### [To be done]
Copy out all the entries word for word.

# START OF Provided information

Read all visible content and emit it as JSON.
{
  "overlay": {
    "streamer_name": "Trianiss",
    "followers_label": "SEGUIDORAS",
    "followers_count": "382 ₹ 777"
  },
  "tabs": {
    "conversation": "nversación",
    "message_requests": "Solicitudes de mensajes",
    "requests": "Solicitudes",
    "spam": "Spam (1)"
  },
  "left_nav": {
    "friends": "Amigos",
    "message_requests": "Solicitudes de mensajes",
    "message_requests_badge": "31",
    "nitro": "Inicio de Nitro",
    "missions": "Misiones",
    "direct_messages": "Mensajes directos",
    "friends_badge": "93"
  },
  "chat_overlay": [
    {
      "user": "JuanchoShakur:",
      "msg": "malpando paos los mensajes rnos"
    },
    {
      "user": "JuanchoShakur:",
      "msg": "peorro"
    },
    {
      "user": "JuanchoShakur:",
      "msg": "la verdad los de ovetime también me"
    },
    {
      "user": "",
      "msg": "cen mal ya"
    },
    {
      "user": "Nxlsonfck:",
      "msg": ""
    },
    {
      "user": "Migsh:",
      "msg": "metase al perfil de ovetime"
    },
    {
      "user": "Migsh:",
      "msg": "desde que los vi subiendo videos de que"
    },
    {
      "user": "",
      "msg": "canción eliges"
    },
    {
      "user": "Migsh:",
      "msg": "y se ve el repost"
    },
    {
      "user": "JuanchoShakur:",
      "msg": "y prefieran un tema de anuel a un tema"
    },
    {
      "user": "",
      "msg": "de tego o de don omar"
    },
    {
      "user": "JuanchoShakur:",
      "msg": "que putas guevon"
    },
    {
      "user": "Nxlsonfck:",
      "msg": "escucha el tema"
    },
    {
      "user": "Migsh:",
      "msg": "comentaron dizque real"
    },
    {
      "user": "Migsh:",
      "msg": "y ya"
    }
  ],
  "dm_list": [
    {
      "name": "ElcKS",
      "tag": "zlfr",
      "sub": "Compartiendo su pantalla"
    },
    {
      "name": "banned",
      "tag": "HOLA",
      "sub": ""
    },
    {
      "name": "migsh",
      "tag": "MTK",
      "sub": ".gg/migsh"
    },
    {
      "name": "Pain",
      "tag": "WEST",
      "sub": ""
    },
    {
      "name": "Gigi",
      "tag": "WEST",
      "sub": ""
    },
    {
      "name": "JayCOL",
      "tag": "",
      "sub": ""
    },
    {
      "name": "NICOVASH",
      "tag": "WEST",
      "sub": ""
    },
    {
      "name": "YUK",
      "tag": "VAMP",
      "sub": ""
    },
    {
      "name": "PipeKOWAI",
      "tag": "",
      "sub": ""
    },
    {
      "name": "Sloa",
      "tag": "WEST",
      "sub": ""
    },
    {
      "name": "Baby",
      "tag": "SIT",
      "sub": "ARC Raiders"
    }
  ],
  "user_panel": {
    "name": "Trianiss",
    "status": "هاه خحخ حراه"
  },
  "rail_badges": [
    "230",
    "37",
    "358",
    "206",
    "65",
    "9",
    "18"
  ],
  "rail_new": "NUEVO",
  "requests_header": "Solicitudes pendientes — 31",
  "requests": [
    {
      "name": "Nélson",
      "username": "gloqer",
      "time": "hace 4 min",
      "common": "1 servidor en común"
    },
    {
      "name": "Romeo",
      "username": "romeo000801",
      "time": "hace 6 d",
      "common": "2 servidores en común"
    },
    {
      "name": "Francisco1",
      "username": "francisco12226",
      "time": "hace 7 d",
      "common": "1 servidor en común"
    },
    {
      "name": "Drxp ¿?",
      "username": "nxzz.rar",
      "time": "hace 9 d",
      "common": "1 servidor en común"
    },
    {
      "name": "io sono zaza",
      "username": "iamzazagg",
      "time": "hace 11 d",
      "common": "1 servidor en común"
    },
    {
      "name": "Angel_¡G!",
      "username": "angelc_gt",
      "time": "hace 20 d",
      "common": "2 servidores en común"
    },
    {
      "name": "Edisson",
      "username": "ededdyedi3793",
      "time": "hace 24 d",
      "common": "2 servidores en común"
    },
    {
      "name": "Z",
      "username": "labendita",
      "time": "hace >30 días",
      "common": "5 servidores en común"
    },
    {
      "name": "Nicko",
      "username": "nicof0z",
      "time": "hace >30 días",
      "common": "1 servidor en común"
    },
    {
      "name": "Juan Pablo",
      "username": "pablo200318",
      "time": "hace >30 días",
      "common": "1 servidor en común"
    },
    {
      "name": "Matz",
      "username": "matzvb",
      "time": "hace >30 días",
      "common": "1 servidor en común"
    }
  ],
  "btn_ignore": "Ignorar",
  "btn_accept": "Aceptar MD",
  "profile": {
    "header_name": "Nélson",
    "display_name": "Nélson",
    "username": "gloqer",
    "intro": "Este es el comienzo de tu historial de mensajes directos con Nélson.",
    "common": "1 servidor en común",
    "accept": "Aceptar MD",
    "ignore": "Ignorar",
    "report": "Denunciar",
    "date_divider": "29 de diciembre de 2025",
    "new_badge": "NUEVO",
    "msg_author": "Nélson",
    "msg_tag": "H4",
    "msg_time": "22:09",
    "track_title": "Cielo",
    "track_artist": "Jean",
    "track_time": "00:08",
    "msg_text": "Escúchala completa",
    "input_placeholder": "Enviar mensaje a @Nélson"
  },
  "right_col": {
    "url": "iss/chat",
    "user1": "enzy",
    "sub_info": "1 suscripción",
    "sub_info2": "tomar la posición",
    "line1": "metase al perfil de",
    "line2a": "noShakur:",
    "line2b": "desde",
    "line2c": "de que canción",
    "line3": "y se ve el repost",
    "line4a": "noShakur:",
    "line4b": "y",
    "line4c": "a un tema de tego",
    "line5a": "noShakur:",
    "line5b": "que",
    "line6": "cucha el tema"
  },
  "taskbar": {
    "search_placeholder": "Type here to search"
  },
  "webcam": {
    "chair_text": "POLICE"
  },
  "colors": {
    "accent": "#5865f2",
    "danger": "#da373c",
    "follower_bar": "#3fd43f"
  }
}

# END OF Provided information

### [Exercise solution]
Read all visible content and emit it as JSON.
{
  "overlay": {
    "streamer_name": "Trianiss",
    "followers_label": "SEGUIDORAS",
    "followers_count": "382 ₹ 777"
  },
  "tabs": {
    "conversation": "nversación",
    "message_requests": "Solicitudes de mensajes",
    "requests": "Solicitudes",
    "spam": "Spam (1)"
  },
  "left_nav": {
    "friends": "Amigos",
    "message_requests": "Solicitudes de mensajes",
    "message_requests_badge": "31",
    "nitro": "Inicio de Nitro",
    "missions": "Misiones",
    "direct_messages": "Mensajes directos",
    "friends_badge": "93"
  },
  "chat_overlay": [
    {
      "user": "JuanchoShakur:",
      "msg": "malpando paos los mensajes rnos"
    },
    {
      "user": "JuanchoShakur:",
      "msg": "peorro"
    },
    {
      "user": "JuanchoShakur:",
      "msg": "la verdad los de ovetime también me"
    },
    {
      "user": "",
      "msg": "cen mal ya"
    },
    {
      "user": "Nxlsonfck:",
      "msg": ""
    },
    {
      "user": "Migsh:",
      "msg": "metase al perfil de ovetime"
    },
    {
      "user": "Migsh:",
      "msg": "desde que los vi subiendo videos de que"
    },
    {
      "user": "",
      "msg": "canción eliges"
    },
    {
      "user": "Migsh:",
      "msg": "y se ve el repost"
    },
    {
      "user": "JuanchoShakur:",
      "msg": "y prefieran un tema de anuel a un tema"
    },
    {
      "user": "",
      "msg": "de tego o de don omar"
    },
    {
      "user": "JuanchoShakur:",
      "msg": "que putas guevon"
    },
    {
      "user": "Nxlsonfck:",
      "msg": "escucha el tema"
    },
    {
      "user": "Migsh:",
      "msg": "comentaron dizque real"
    },
    {
      "user": "Migsh:",
      "msg": "y ya"
    }
  ],
  "dm_list": [
    {
      "name": "ElcKS",
      "tag": "zlfr",
      "sub": "Compartiendo su pantalla"
    },
    {
      "name": "banned",
      "tag": "HOLA",
      "sub": ""
    },
    {
      "name": "migsh",
      "tag": "MTK",
      "sub": ".gg/migsh"
    },
    {
      "name": "Pain",
      "tag": "WEST",
      "sub": ""
    },
    {
      "name": "Gigi",
      "tag": "WEST",
      "sub": ""
    },
    {
      "name": "JayCOL",
      "tag": "",
      "sub": ""
    },
    {
      "name": "NICOVASH",
      "tag": "WEST",
      "sub": ""
    },
    {
      "name": "YUK",
      "tag": "VAMP",
      "sub": ""
    },
    {
      "name": "PipeKOWAI",
      "tag": "",
      "sub": ""
    },
    {
      "name": "Sloa",
      "tag": "WEST",
      "sub": ""
    },
    {
      "name": "Baby",
      "tag": "SIT",
      "sub": "ARC Raiders"
    }
  ],
  "user_panel": {
    "name": "Trianiss",
    "status": "هاه خحخ حراه"
  },
  "rail_badges": [
    "230",
    "37",
    "358",
    "206",
    "65",
    "9",
    "18"
  ],
  "rail_new": "NUEVO",
  "requests_header": "Solicitudes pendientes — 31",
  "requests": [
    {
      "name": "Nélson",
      "username": "gloqer",
      "time": "hace 4 min",
      "common": "1 servidor en común"
    },
    {
      "name": "Romeo",
      "username": "romeo000801",
      "time": "hace 6 d",
      "common": "2 servidores en común"
    },
    {
      "name": "Francisco1",
      "username": "francisco12226",
      "time": "hace 7 d",
      "common": "1 servidor en común"
    },
    {
      "name": "Drxp ¿?",
      "username": "nxzz.rar",
      "time": "hace 9 d",
      "common": "1 servidor en común"
    },
    {
      "name": "io sono zaza",
      "username": "iamzazagg",
      "time": "hace 11 d",
      "common": "1 servidor en común"
    },
    {
      "name": "Angel_¡G!",
      "username": "angelc_gt",
      "time": "hace 20 d",
      "common": "2 servidores en común"
    },
    {
      "name": "Edisson",
      "username": "ededdyedi3793",
      "time": "hace 24 d",
      "common": "2 servidores en común"
    },
    {
      "name": "Z",
      "username": "labendita",
      "time": "hace >30 días",
      "common": "5 servidores en común"
    },
    {
      "name": "Nicko",
      "username": "nicof0z",
      "time": "hace >30 días",
      "common": "1 servidor en común"
    },
    {
      "name": "Juan Pablo",
      "username": "pablo200318",
      "time": "hace >30 días",
      "common": "1 servidor en común"
    },
    {
      "name": "Matz",
      "username": "matzvb",
      "time": "hace >30 días",
      "common": "1 servidor en común"
    }
  ],
  "btn_ignore": "Ignorar",
  "btn_accept": "Aceptar MD",
  "profile": {
    "header_name": "Nélson",
    "display_name": "Nélson",
    "username": "gloqer",
    "intro": "Este es el comienzo de tu historial de mensajes directos con Nélson.",
    "common": "1 servidor en común",
    "accept": "Aceptar MD",
    "ignore": "Ignorar",
    "report": "Denunciar",
    "date_divider": "29 de diciembre de 2025",
    "new_badge": "NUEVO",
    "msg_author": "Nélson",
    "msg_tag": "H4",
    "msg_time": "22:09",
    "track_title": "Cielo",
    "track_artist": "Jean",
    "track_time": "00:08",
    "msg_text": "Escúchala completa",
    "input_placeholder": "Enviar mensaje a @Nélson"
  },
  "right_col": {
    "url": "iss/chat",
    "user1": "enzy",
    "sub_info": "1 suscripción",
    "sub_info2": "tomar la posición",
    "line1": "metase al perfil de",
    "line2a": "noShakur:",
    "line2b": "desde",
    "line2c": "de que canción",
    "line3": "y se ve el repost",
    "line4a": "noShakur:",
    "line4b": "y",
    "line4c": "a un tema de tego",
    "line5a": "noShakur:",
    "line5b": "que",
    "line6": "cucha el tema"
  },
  "taskbar": {
    "search_placeholder": "Type here to search"
  },
  "webcam": {
    "chair_text": "POLICE"
  },
  "colors": {
    "accent": "#5865f2",
    "danger": "#da373c",
    "follower_bar": "#3fd43f"
  }
}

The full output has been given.